▶ _What is required_
From the records, pick out and copy each line containing "JSON".

▶ _Material provided_
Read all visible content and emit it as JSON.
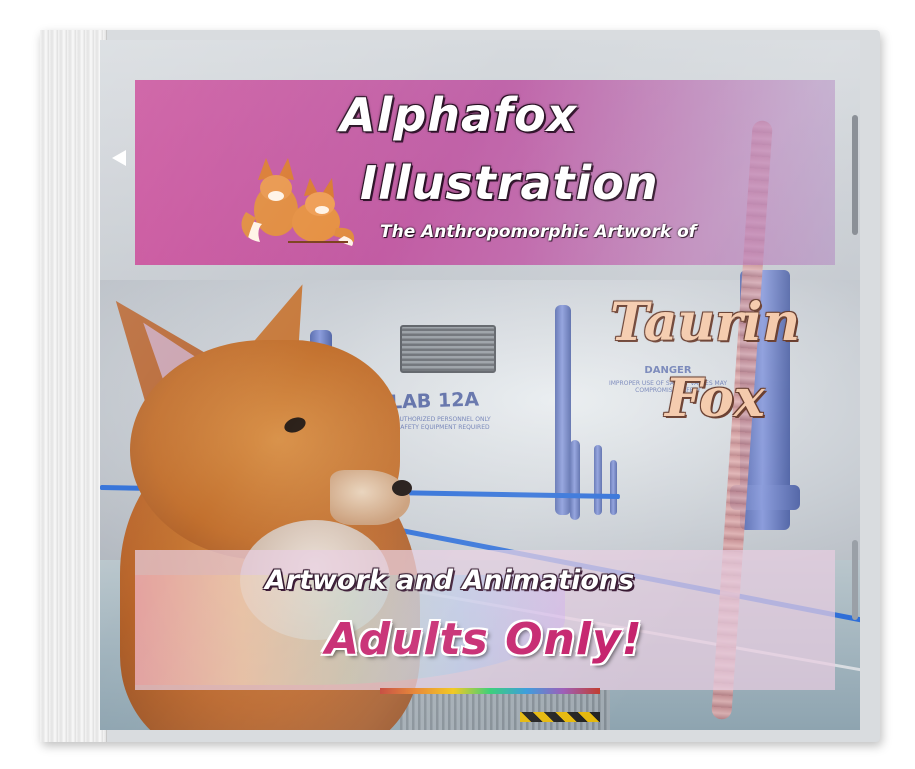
{
  "cover": {
    "title_line1": "Alphafox",
    "title_line2": "Illustration",
    "tagline": "The Anthropomorphic Artwork of",
    "artist_line1": "Taurin",
    "artist_line2": "Fox",
    "subtitle": "Artwork and Animations",
    "warning": "Adults Only!"
  },
  "scene": {
    "lab_sign": "LAB 12A",
    "lab_sign_sub": "AUTHORIZED PERSONNEL ONLY SAFETY EQUIPMENT REQUIRED",
    "danger_sign": "DANGER",
    "danger_sign_sub": "IMPROPER USE OF SAFETY VALVES MAY COMPROMISE SAFETY"
  },
  "colors": {
    "banner": "#c74696",
    "title_text": "#ffffff",
    "artist_text": "#f4c8a8",
    "warning_text": "#c41f6a",
    "rail": "#2f6fd8",
    "pipes": "#6f82c6"
  },
  "icons": {
    "logo": "two-foxes-logo-icon"
  }
}
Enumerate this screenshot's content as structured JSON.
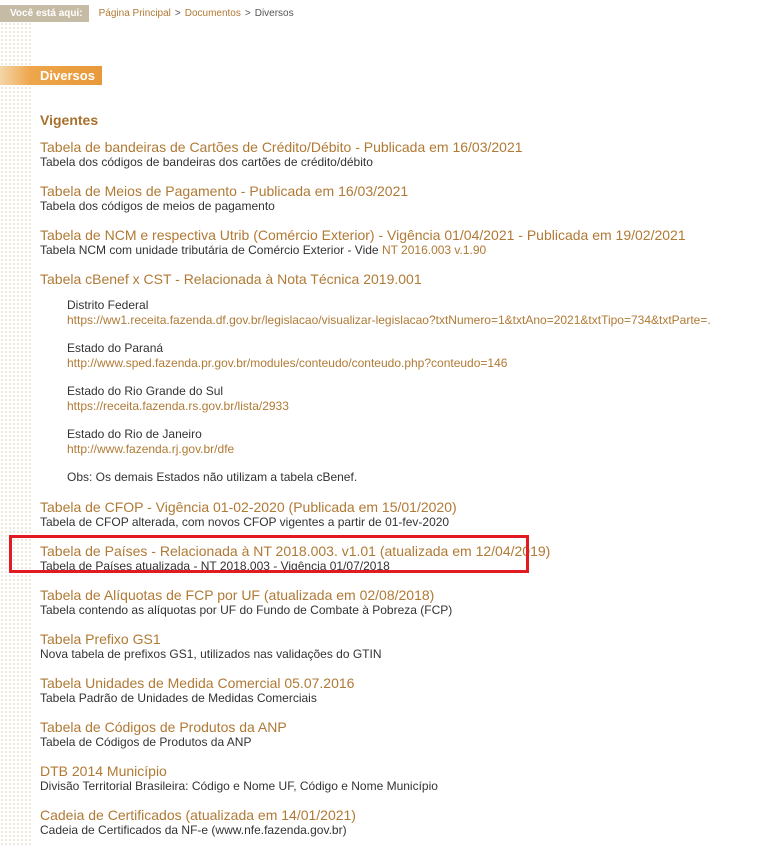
{
  "breadcrumb": {
    "here_label": "Você está aqui:",
    "home": "Página Principal",
    "level2": "Documentos",
    "current": "Diversos",
    "separator": ">"
  },
  "section": {
    "title": "Diversos"
  },
  "vigentes": {
    "heading": "Vigentes"
  },
  "items": [
    {
      "title": "Tabela de bandeiras de Cartões de Crédito/Débito - Publicada em 16/03/2021",
      "desc": "Tabela dos códigos de bandeiras dos cartões de crédito/débito"
    },
    {
      "title": "Tabela de Meios de Pagamento - Publicada em 16/03/2021",
      "desc": "Tabela dos códigos de meios de pagamento"
    },
    {
      "title": "Tabela de NCM e respectiva Utrib (Comércio Exterior) - Vigência 01/04/2021 - Publicada em 19/02/2021",
      "desc": "Tabela NCM com unidade tributária de Comércio Exterior - Vide ",
      "desc_link": "NT 2016.003 v.1.90"
    },
    {
      "title": "Tabela cBenef x CST - Relacionada à Nota Técnica 2019.001"
    },
    {
      "title": "Tabela de CFOP - Vigência 01-02-2020 (Publicada em 15/01/2020)",
      "desc": "Tabela de CFOP alterada, com novos CFOP vigentes a partir de 01-fev-2020"
    },
    {
      "title": "Tabela de Países - Relacionada à NT 2018.003. v1.01 (atualizada em 12/04/2019)",
      "desc": "Tabela de Países atualizada - NT 2018.003 - Vigência 01/07/2018"
    },
    {
      "title": "Tabela de Alíquotas de FCP por UF (atualizada em 02/08/2018)",
      "desc": "Tabela contendo as alíquotas por UF do Fundo de Combate à Pobreza (FCP)"
    },
    {
      "title": "Tabela Prefixo GS1",
      "desc": "Nova tabela de prefixos GS1, utilizados nas validações do GTIN"
    },
    {
      "title": "Tabela Unidades de Medida Comercial 05.07.2016",
      "desc": "Tabela Padrão de Unidades de Medidas Comerciais"
    },
    {
      "title": "Tabela de Códigos de Produtos da ANP",
      "desc": "Tabela de Códigos de Produtos da ANP"
    },
    {
      "title": "DTB 2014 Município",
      "desc": "Divisão Territorial Brasileira: Código e Nome UF, Código e Nome Município"
    },
    {
      "title": "Cadeia de Certificados (atualizada em 14/01/2021)",
      "desc": "Cadeia de Certificados da NF-e (www.nfe.fazenda.gov.br)"
    }
  ],
  "cbenef": {
    "states": [
      {
        "label": "Distrito Federal",
        "url": "https://ww1.receita.fazenda.df.gov.br/legislacao/visualizar-legislacao?txtNumero=1&txtAno=2021&txtTipo=734&txtParte=."
      },
      {
        "label": "Estado do Paraná",
        "url": "http://www.sped.fazenda.pr.gov.br/modules/conteudo/conteudo.php?conteudo=146"
      },
      {
        "label": "Estado do Rio Grande do Sul",
        "url": "https://receita.fazenda.rs.gov.br/lista/2933"
      },
      {
        "label": "Estado do Rio de Janeiro",
        "url": "http://www.fazenda.rj.gov.br/dfe"
      }
    ],
    "obs": "Obs: Os demais Estados não utilizam a tabela cBenef."
  },
  "colors": {
    "link": "#b07a35",
    "accent": "#e8993a",
    "highlight": "#e21b23"
  }
}
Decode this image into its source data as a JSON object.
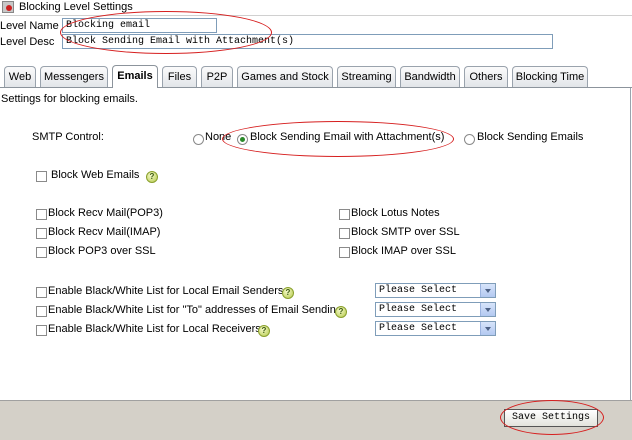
{
  "window": {
    "title": "Blocking Level Settings"
  },
  "level": {
    "name_label": "Level Name",
    "name_value": "Blocking email",
    "desc_label": "Level Desc",
    "desc_value": "Block Sending Email with Attachment(s)"
  },
  "tabs": [
    {
      "label": "Web",
      "active": false
    },
    {
      "label": "Messengers",
      "active": false
    },
    {
      "label": "Emails",
      "active": true
    },
    {
      "label": "Files",
      "active": false
    },
    {
      "label": "P2P",
      "active": false
    },
    {
      "label": "Games and Stock",
      "active": false
    },
    {
      "label": "Streaming",
      "active": false
    },
    {
      "label": "Bandwidth",
      "active": false
    },
    {
      "label": "Others",
      "active": false
    },
    {
      "label": "Blocking Time",
      "active": false
    }
  ],
  "emails": {
    "heading": "Settings for blocking emails.",
    "smtp": {
      "label": "SMTP Control:",
      "options": [
        "None",
        "Block Sending Email with Attachment(s)",
        "Block Sending Emails"
      ],
      "selected": "Block Sending Email with Attachment(s)"
    },
    "block_web_emails": {
      "label": "Block Web Emails",
      "checked": false
    },
    "left_checks": [
      {
        "label": "Block Recv Mail(POP3)",
        "checked": false
      },
      {
        "label": "Block Recv Mail(IMAP)",
        "checked": false
      },
      {
        "label": "Block POP3 over SSL",
        "checked": false
      }
    ],
    "right_checks": [
      {
        "label": "Block Lotus Notes",
        "checked": false
      },
      {
        "label": "Block SMTP over SSL",
        "checked": false
      },
      {
        "label": "Block IMAP over SSL",
        "checked": false
      }
    ],
    "lists": [
      {
        "label": "Enable Black/White List for Local Email Senders",
        "checked": false,
        "select_value": "Please Select",
        "help": true
      },
      {
        "label": "Enable Black/White List for \"To\" addresses of Email Sending",
        "checked": false,
        "select_value": "Please Select",
        "help": true
      },
      {
        "label": "Enable Black/White List for Local Receivers",
        "checked": false,
        "select_value": "Please Select",
        "help": true
      }
    ],
    "help_glyph": "?"
  },
  "footer": {
    "save_label": "Save Settings"
  },
  "colors": {
    "annotation": "#d61f1f",
    "footer_bg": "#d4d0c8",
    "radio_selected": "#2a8a2a"
  },
  "icons": {
    "window": "app-warning-icon",
    "help": "help-icon",
    "select_arrow": "chevron-down-icon"
  }
}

▶ _Completed task_
Read all visible content and emit it as JSON.
Enumerate this screenshot's content as structured JSON.
Decode this image into its source data as a JSON object.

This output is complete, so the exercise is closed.